◆ Aim ◆
Your task is to locate every line holding the string "последние" and to copy each of them.

◆ Data to use ◆
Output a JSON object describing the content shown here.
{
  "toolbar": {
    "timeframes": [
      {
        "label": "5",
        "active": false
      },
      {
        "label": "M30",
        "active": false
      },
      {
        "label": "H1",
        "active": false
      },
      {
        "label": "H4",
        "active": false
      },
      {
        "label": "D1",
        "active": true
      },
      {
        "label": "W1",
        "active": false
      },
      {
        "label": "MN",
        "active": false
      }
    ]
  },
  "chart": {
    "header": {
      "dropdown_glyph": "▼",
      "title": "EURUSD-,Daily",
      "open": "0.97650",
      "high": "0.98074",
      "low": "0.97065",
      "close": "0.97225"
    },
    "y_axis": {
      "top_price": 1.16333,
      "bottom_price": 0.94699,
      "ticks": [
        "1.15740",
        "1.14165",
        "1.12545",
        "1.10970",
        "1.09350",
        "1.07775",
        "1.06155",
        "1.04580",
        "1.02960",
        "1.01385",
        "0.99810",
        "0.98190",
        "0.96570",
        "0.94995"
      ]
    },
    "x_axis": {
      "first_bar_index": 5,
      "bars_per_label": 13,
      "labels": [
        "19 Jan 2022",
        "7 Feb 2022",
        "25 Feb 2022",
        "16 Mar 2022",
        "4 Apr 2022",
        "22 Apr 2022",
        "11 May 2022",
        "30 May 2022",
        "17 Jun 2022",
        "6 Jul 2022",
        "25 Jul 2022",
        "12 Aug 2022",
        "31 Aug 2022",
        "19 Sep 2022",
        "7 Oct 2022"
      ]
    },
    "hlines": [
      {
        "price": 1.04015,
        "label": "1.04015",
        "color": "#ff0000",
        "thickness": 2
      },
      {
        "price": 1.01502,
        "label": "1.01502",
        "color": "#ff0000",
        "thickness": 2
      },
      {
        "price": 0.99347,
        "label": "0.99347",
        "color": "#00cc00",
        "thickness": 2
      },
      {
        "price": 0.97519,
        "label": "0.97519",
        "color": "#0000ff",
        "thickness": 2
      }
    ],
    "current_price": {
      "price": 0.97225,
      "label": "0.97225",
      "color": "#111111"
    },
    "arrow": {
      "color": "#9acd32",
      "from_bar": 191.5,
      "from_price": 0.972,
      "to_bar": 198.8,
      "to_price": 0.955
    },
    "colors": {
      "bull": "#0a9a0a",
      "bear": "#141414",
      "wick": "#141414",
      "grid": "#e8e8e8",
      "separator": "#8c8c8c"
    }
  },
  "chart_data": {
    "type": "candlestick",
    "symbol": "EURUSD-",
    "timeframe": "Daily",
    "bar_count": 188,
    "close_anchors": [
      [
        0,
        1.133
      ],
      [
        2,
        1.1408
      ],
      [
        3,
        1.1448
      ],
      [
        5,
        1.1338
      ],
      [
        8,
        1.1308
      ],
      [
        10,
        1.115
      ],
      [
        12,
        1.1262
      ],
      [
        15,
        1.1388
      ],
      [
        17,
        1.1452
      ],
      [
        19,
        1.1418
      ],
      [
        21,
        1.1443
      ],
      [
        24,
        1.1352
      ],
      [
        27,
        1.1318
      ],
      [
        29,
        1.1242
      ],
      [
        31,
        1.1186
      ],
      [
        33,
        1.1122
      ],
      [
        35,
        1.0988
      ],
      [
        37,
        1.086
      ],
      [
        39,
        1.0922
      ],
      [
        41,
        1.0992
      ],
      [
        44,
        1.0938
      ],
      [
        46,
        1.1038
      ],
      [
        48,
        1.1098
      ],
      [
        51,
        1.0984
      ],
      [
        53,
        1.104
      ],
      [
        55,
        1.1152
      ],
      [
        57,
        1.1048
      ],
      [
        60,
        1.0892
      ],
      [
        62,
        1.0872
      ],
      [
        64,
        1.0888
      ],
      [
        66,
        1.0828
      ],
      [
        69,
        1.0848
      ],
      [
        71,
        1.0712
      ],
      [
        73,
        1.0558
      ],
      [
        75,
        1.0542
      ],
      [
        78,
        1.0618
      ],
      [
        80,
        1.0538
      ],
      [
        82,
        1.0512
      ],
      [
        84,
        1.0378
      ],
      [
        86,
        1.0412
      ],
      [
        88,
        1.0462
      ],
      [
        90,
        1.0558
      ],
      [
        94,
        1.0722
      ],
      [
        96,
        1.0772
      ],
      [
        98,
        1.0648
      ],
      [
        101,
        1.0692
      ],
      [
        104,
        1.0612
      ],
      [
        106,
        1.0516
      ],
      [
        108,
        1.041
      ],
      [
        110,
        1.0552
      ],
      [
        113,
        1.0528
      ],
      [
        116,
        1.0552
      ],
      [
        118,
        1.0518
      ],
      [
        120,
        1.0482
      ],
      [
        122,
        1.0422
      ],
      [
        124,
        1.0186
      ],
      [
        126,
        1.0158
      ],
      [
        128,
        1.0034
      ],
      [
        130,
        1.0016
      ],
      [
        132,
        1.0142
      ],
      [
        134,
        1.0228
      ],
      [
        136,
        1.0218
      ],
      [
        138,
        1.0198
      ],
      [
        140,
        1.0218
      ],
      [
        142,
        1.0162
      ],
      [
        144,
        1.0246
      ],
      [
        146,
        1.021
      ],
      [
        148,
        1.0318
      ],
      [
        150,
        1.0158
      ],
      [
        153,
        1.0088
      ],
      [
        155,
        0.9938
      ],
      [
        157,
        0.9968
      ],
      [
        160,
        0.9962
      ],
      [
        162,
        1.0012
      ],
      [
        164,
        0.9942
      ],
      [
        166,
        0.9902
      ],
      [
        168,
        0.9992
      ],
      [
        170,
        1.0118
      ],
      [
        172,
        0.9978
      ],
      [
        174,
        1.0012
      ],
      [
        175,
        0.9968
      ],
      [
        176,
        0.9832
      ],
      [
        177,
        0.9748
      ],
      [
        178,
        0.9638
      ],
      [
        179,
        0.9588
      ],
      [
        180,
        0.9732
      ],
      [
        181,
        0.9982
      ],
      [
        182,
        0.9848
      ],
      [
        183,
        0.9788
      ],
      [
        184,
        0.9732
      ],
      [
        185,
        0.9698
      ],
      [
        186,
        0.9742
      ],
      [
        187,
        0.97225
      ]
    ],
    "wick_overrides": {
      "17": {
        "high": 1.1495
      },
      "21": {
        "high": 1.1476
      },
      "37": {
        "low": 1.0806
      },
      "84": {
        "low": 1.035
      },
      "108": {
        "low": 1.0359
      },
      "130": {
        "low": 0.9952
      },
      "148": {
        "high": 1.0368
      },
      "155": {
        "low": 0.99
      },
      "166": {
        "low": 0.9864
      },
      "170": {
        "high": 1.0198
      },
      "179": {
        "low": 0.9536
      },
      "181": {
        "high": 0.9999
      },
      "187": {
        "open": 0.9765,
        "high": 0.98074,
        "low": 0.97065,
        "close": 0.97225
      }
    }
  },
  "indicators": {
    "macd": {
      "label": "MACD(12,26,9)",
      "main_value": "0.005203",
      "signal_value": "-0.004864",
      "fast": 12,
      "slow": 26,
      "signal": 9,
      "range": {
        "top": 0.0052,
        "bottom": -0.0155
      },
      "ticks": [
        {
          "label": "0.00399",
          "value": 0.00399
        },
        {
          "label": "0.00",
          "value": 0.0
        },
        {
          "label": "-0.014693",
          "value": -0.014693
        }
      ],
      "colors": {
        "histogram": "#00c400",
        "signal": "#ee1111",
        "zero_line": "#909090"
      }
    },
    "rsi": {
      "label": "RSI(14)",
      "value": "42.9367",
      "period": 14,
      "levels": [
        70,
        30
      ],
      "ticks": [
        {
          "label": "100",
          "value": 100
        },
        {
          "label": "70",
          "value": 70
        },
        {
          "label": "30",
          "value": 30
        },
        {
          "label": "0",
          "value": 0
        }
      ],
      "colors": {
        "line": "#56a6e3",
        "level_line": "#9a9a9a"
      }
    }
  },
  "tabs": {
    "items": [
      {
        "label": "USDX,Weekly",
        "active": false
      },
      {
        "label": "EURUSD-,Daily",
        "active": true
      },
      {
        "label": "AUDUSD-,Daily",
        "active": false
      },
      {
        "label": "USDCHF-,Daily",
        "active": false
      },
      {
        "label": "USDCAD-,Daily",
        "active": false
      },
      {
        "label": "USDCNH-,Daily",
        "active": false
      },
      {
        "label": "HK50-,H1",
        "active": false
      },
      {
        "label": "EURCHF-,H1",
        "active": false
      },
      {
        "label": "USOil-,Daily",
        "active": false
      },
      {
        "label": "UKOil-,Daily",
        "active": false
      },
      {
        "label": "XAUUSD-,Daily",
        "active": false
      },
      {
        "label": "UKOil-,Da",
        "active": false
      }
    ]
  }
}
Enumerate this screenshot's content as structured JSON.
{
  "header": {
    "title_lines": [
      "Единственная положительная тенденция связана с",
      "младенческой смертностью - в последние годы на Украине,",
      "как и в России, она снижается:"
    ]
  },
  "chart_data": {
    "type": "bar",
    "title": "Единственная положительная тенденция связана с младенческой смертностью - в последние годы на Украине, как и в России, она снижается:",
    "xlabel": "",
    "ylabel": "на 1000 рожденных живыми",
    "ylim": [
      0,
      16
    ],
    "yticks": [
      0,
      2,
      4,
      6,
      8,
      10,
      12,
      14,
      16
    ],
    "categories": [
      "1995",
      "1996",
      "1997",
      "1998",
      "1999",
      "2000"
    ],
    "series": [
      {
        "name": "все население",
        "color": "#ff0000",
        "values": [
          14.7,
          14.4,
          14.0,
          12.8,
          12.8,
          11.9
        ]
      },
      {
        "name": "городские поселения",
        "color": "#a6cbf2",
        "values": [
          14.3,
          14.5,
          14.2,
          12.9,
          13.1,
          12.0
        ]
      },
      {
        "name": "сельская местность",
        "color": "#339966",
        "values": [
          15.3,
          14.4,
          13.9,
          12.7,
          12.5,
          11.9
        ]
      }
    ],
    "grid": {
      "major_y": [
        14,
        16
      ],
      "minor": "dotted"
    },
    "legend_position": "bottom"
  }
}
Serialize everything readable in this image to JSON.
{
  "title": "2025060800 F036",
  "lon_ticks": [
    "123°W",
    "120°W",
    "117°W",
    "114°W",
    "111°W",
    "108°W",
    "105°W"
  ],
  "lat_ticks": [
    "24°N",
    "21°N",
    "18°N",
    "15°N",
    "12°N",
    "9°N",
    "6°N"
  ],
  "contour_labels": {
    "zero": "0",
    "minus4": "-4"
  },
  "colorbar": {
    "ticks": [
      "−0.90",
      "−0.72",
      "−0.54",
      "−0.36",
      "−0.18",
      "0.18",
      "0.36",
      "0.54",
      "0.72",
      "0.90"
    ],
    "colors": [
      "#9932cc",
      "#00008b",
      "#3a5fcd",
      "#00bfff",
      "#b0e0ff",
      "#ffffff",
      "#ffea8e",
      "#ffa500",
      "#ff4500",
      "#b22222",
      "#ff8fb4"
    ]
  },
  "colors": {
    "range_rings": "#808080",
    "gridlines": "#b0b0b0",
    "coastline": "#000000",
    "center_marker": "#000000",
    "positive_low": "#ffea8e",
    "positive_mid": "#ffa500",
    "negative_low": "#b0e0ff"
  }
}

◆ Full output ◆
      "младенческой смертностью - в последние годы на Украине,",
    "title": "Единственная положительная тенденция связана с младенческой смертностью - в последние годы на Украине, как и в России, она снижается:",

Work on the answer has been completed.